═══ SELECTION ═══

In Chapter 1, “Happy Objects,” Ahmed grounds her reading of happiness squarely in affect theory. Ahmed claims that “Happiness involves affect (to be happy is to be affected by something), intentionality (to be happy is to be happy about something), and evaluation or judgment (to be happy about something makes something good)” (21). After staking this initial claim, Ahmed then systematically makes her case for the affective state of happiness. Pleasure, she argues, does not arise from “good things,” but good things are instead a product of the repetition of our pleasure. After we experience this pleasure of the thing – are affected by the thing – we then deem the thing “good” and orient ourselves around it. “Pleasure creates an object,” Ahmed argues, “even when the object of pleasure appears before us” (25). Additionally, when a separate thing becomes associated with the original “happy object,” the happy object incites further pleasure and thus increases the original object’s affective significance. Ahmed contends that, in this way, each time we remember the happy object as the cause of pleasure, the object takes on its own life as a “feeling-cause” (28). We then begin to expect pleasure from happy objects or even the mere proximity to happy objects; it is in this expectation of happiness that Ahmed points to the “promising nature of happiness” (29). The happy object, though, is not merely a thing we experience individually. According to Ahmed, as objects become inundated with affect, they become “sites of personal and social tension” (44). Objects thus become spaces around which we, as social groups, orient ourselves. Our tendency to orient ourselves around happy objects is especially significant, Ahmed argues, because these affective sites allow social groups to share in a process of turning toward, of making a thing good. Ahmed’s primary example of a shared, compulsory happy object is the family. Because it is both legislated and inherited, Ahmed contends the family operates as “both an object (something that affects us, something we are directed toward)” and a thing which “circulates through objects” (45). The family unit only survives if social groups work for its survival, which first requires an orientation toward the family as a happy object for which we should personally and socially desire.

═══ INFORMATION PROVIDED ═══

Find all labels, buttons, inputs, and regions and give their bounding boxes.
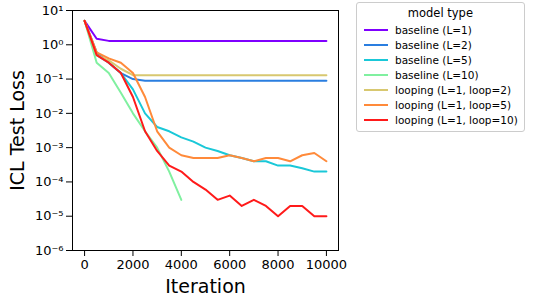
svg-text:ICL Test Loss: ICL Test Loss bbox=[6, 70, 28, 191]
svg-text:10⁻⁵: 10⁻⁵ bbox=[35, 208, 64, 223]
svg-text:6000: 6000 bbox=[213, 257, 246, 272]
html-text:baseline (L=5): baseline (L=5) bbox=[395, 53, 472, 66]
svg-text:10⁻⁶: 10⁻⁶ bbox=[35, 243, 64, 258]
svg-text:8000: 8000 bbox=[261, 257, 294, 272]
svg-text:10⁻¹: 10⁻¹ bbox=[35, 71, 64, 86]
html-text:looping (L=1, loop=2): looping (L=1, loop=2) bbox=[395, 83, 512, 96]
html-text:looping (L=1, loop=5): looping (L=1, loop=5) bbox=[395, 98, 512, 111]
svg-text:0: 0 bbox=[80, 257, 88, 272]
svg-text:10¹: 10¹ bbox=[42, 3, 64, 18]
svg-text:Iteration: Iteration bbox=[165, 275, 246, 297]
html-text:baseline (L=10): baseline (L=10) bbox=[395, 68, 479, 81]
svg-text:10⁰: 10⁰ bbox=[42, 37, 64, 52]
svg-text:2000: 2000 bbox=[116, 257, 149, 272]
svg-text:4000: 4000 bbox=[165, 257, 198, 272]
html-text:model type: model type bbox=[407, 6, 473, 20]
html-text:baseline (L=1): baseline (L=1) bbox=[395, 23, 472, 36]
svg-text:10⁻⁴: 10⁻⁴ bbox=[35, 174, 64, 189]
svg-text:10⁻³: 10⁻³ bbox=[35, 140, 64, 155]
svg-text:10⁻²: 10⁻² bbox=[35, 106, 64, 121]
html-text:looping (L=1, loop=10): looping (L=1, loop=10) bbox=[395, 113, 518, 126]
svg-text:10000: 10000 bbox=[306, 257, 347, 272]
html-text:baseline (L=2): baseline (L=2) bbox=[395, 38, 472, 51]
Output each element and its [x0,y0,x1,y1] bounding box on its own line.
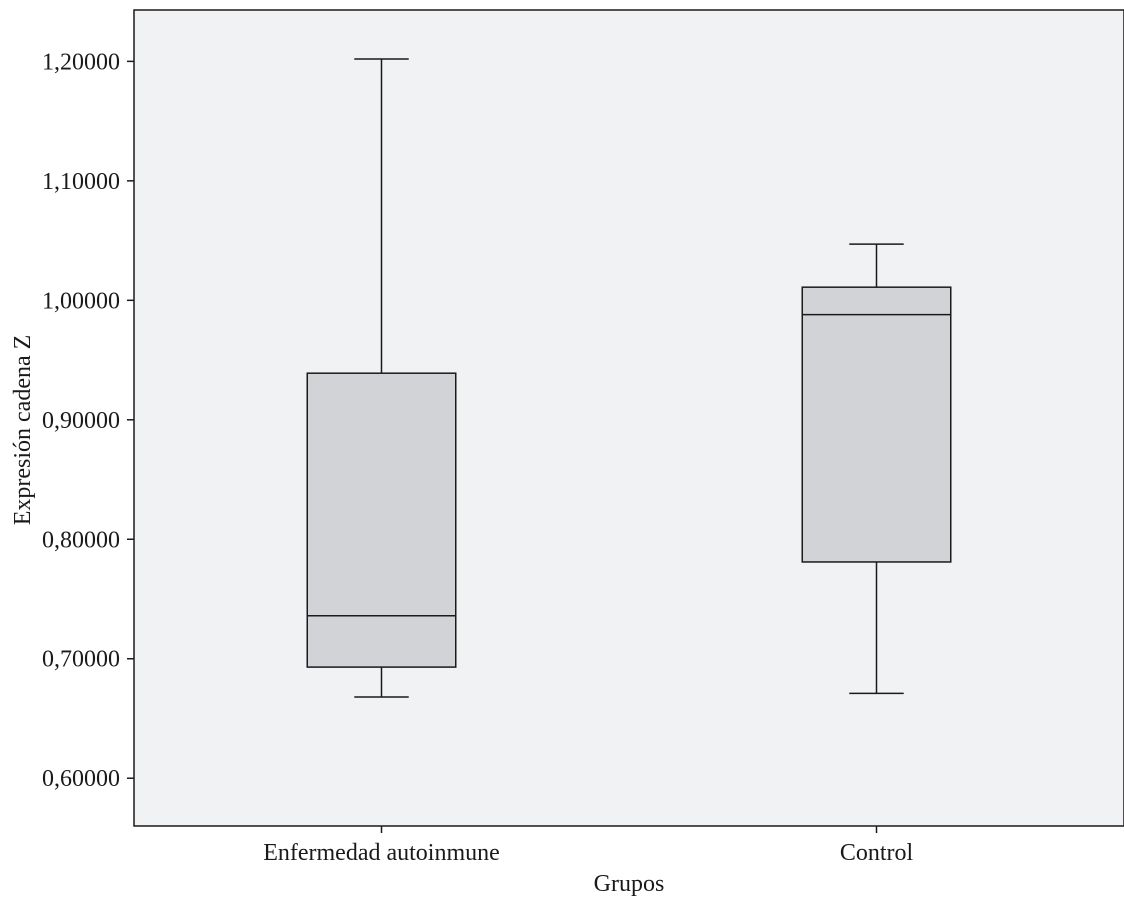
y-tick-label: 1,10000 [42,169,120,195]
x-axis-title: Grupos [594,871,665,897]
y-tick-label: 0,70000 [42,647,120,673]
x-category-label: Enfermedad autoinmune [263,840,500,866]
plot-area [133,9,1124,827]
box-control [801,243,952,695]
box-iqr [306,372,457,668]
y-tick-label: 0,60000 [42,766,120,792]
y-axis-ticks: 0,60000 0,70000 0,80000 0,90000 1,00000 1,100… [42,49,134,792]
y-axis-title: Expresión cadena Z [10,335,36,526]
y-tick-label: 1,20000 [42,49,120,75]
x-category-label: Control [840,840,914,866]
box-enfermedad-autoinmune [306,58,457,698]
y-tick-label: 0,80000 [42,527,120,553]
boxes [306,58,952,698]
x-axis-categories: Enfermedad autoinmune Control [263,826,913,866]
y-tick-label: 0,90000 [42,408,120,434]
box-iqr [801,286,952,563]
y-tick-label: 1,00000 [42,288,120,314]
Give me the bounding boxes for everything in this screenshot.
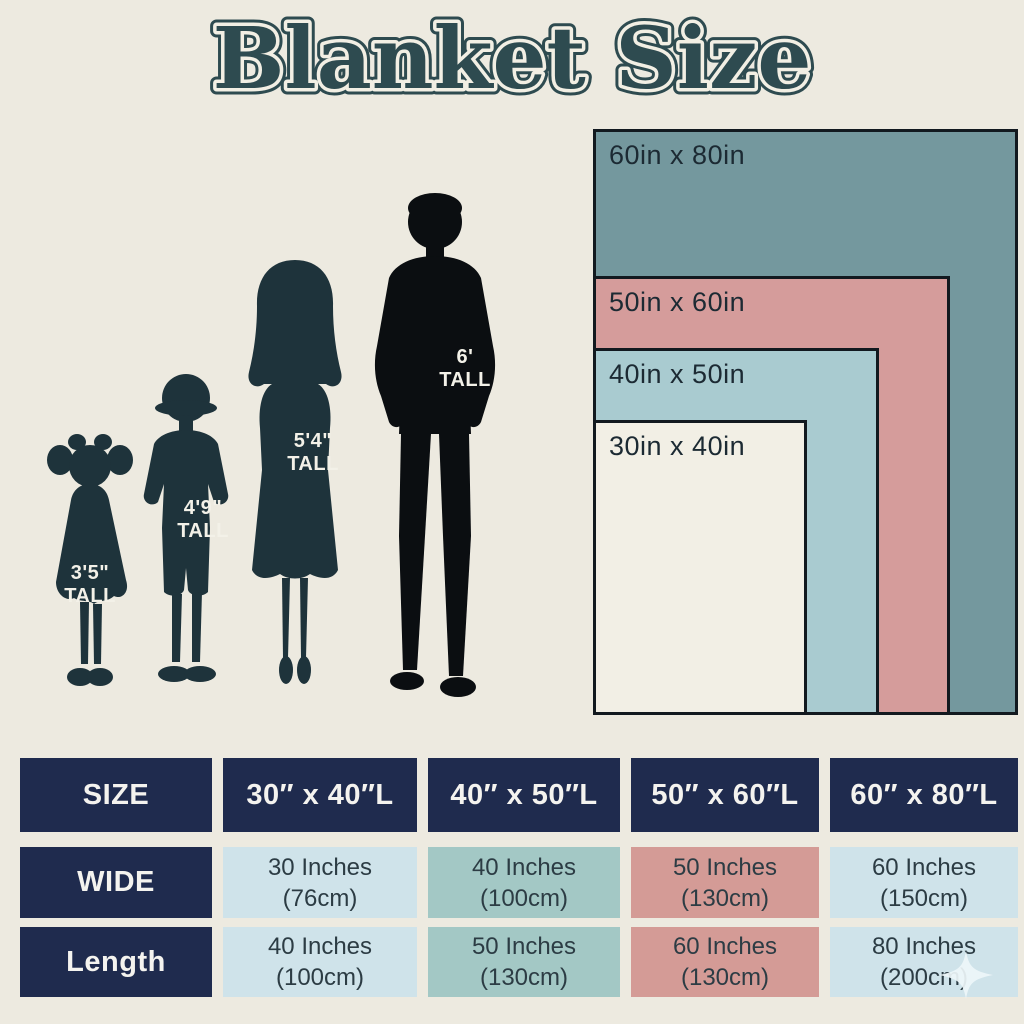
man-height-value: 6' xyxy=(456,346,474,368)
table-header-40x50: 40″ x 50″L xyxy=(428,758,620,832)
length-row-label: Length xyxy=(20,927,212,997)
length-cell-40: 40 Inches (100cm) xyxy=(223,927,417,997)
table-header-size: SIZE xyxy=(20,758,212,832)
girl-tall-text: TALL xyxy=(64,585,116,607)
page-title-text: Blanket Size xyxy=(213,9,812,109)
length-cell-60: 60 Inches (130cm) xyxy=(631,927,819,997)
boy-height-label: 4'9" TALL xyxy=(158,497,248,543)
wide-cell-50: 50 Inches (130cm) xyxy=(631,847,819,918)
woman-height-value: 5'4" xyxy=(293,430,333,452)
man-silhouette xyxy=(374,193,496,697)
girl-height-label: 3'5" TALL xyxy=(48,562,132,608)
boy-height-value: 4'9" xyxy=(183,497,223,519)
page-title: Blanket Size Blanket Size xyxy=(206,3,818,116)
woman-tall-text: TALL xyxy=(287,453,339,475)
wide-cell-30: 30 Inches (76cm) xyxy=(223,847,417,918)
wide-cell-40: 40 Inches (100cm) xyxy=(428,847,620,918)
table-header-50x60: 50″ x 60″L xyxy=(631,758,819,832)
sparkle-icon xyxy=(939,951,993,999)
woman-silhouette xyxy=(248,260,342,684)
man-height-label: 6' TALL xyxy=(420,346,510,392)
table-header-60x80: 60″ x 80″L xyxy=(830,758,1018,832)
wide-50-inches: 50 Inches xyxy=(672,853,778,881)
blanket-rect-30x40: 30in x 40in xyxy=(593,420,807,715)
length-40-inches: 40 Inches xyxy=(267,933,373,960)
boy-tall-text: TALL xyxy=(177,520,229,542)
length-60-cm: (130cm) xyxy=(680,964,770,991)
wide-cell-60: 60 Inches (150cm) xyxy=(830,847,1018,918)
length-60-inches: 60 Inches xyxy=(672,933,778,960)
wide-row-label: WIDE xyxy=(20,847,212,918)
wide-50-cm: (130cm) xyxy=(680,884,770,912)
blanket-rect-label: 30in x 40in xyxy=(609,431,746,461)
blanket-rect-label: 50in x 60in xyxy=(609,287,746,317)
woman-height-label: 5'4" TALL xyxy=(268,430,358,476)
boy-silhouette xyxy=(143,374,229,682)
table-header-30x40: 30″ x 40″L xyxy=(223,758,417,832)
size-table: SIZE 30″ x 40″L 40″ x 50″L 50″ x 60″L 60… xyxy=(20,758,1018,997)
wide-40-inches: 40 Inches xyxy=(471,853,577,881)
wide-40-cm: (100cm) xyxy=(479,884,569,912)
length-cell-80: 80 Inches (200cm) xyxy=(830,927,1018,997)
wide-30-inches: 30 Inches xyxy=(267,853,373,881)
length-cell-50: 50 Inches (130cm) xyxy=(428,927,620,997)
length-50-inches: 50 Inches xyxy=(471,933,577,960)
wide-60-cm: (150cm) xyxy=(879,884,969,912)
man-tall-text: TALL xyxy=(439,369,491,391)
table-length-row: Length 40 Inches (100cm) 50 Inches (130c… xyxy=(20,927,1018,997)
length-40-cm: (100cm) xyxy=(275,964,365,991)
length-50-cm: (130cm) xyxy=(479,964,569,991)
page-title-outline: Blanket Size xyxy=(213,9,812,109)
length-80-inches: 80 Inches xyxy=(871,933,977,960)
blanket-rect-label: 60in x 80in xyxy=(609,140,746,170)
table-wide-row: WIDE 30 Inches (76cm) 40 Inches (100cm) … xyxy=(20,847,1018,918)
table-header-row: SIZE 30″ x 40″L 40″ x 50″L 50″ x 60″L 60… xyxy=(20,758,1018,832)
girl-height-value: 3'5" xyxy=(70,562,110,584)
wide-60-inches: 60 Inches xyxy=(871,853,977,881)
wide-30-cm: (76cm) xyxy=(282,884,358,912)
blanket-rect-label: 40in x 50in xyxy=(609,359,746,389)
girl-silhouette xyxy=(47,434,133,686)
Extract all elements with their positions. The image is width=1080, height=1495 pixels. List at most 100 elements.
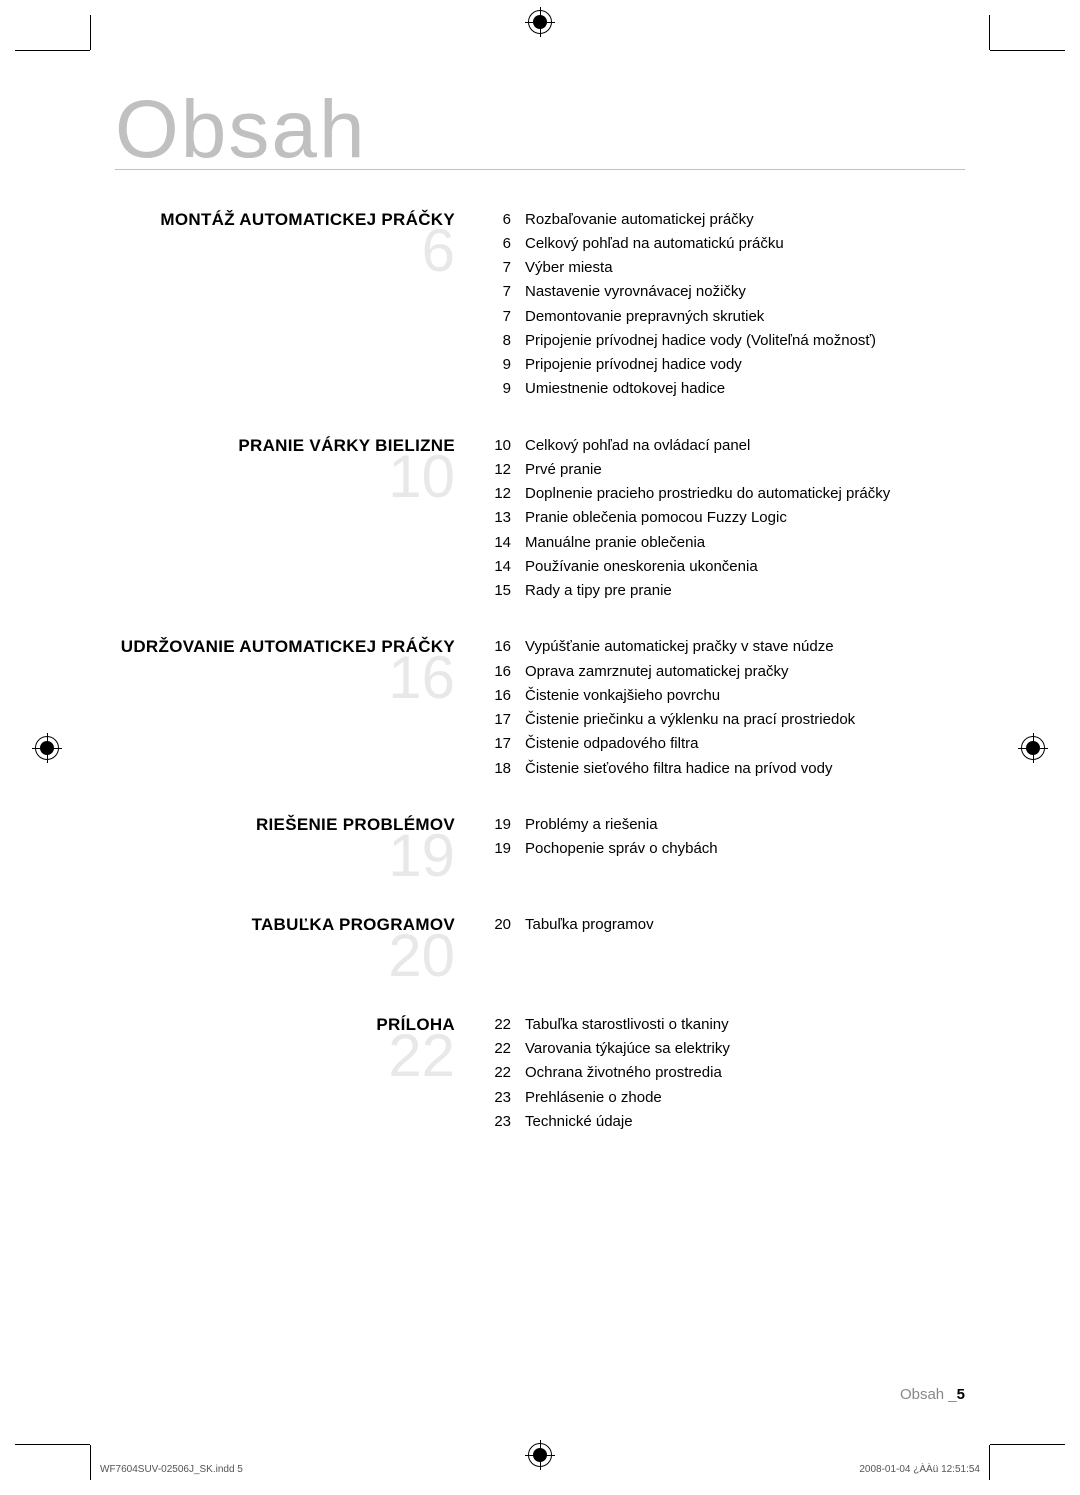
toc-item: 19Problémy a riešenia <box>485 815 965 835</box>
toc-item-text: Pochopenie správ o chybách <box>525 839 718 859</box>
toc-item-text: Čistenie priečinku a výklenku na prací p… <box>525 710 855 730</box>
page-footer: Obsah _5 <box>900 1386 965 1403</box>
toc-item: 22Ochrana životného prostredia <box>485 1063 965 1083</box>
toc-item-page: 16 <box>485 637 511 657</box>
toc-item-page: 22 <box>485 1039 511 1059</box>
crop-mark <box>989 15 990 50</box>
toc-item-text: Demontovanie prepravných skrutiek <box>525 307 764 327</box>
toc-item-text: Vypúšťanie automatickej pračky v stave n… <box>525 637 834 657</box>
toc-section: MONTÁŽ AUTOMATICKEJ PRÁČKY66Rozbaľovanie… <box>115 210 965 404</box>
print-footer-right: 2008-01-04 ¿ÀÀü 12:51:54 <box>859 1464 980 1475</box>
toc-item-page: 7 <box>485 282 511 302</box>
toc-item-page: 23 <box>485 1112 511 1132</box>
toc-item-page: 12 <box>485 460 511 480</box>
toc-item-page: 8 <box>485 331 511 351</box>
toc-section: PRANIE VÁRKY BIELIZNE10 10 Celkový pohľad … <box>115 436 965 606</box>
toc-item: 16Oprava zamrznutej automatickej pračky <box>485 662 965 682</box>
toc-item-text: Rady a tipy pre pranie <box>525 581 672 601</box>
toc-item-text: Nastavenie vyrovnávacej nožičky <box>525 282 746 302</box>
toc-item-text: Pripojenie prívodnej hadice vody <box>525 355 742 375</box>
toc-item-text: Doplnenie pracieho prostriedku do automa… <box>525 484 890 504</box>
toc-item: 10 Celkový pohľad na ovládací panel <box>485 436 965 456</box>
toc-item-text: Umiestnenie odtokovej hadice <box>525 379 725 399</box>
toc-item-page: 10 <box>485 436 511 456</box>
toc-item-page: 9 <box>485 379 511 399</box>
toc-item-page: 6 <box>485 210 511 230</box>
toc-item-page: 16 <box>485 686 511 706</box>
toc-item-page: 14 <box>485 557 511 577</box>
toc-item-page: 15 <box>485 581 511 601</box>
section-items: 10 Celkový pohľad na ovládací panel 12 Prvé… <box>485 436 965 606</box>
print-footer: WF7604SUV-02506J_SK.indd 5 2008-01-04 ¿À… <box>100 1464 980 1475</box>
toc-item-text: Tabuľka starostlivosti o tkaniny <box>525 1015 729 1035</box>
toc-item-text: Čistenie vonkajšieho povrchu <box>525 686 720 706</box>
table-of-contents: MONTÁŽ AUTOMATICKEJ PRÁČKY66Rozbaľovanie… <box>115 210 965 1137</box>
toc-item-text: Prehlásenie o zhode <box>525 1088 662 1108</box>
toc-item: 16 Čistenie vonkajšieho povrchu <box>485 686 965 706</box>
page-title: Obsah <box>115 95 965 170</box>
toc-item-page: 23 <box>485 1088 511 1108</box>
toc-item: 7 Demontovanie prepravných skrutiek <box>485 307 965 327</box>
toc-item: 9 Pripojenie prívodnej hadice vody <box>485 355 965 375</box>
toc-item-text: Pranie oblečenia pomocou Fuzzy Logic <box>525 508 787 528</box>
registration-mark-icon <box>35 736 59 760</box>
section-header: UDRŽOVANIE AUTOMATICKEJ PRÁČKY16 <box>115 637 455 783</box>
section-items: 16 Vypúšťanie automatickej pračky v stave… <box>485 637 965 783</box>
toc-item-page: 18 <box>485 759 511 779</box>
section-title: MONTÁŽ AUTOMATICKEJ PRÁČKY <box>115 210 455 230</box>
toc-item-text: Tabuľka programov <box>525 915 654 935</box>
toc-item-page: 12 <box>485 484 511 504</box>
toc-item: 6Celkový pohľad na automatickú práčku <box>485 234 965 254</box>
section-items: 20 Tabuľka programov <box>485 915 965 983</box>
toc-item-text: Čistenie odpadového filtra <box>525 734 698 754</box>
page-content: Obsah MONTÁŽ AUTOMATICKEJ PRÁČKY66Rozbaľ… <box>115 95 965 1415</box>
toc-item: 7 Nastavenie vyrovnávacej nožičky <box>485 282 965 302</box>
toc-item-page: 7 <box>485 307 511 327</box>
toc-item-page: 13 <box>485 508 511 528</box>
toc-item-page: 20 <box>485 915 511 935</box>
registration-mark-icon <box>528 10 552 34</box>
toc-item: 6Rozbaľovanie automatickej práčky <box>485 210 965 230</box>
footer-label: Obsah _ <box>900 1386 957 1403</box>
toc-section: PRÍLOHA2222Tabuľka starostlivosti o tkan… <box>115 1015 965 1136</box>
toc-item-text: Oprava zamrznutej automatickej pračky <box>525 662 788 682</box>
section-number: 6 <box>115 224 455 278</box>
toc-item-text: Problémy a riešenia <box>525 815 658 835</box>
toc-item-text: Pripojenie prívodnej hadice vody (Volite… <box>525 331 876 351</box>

═══

**TASKS AND EXERCISES**
1. According to the passage on happy objects, why does Ahmed say our tendency to orient ourselves around happy objects is especially significant?
2. Say whether each statement agrees with the passage on happy objects. Answer yes or no for each, and quote the deciding words of the passage.
(a) Ahmed argues that pleasure arises from good things.
(b) A happy object is something we experience only individually.
(c) The family unit survives only if social groups work for its survival.
3. In the passage on happy objects, what three things does Ahmed say happiness involves?

**ANSWERS TO THE EXERCISE**
1. She argues it matters because these affective sites let social groups share in a process of turning toward something and making it good.

2.
(a) No: "Pleasure, she argues, does not arise from “good things,” but good things are instead a product of the repetition of our pleasure."
(b) No: "The happy object, though, is not merely a thing we experience individually."
(c) Yes: "The family unit only survives if social groups work for its survival"

3. Affect, intentionality, and evaluation or judgment.